The exercise :: Determine how many lines include the word "Экономическая", then give that number and nothing more.

Task data ::
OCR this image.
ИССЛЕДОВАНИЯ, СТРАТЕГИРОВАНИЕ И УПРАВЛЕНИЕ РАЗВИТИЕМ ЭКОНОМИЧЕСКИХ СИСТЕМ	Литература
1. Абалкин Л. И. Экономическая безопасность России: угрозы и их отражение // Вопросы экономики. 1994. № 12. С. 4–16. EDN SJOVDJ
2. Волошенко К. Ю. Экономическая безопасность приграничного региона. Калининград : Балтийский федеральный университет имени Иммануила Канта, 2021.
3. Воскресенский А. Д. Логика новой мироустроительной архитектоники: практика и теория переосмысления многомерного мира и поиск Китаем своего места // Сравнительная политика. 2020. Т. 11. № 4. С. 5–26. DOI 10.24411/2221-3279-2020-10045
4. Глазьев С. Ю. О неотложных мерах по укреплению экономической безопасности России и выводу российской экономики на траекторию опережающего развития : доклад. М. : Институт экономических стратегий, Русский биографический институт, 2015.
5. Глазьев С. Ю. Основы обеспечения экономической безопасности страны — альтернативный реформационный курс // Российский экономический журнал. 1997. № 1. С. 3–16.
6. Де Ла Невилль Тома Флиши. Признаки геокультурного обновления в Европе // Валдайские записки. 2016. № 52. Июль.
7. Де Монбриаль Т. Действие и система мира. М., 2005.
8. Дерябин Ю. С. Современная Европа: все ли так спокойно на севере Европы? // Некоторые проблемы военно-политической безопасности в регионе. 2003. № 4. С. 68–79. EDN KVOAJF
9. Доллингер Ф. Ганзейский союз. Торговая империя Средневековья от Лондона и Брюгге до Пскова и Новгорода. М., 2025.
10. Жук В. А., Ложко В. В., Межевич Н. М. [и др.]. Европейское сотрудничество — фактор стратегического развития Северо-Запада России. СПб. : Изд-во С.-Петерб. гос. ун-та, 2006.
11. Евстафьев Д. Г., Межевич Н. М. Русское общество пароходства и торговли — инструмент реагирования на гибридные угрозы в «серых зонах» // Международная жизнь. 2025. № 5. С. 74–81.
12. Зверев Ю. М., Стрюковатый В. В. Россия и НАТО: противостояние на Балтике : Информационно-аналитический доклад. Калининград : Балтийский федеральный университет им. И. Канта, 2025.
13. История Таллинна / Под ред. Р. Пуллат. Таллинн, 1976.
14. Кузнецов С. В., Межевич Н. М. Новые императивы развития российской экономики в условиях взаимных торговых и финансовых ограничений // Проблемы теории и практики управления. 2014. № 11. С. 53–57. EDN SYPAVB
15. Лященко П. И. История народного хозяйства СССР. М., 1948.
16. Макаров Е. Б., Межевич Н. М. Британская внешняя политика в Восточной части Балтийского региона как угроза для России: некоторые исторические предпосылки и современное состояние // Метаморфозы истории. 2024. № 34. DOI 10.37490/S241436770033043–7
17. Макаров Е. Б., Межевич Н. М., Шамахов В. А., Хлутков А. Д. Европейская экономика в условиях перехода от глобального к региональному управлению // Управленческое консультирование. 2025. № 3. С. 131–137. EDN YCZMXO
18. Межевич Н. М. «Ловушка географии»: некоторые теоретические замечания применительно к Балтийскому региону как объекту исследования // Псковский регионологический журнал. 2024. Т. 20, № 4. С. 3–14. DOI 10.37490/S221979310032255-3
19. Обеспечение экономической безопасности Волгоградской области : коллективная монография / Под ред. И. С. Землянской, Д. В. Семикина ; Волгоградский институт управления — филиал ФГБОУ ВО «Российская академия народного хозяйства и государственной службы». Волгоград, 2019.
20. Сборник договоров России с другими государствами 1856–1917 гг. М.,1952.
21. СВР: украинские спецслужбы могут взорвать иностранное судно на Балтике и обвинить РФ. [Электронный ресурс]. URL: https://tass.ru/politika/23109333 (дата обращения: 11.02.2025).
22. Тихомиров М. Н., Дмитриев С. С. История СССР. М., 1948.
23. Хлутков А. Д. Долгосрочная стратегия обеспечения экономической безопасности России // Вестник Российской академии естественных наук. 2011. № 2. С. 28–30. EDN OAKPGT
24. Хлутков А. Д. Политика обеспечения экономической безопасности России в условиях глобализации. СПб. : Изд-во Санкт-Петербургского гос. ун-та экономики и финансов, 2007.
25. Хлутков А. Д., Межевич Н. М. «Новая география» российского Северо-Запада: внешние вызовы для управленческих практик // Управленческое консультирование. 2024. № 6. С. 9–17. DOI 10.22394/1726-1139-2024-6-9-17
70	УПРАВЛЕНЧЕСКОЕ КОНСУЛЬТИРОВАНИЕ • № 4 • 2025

Full response :: 2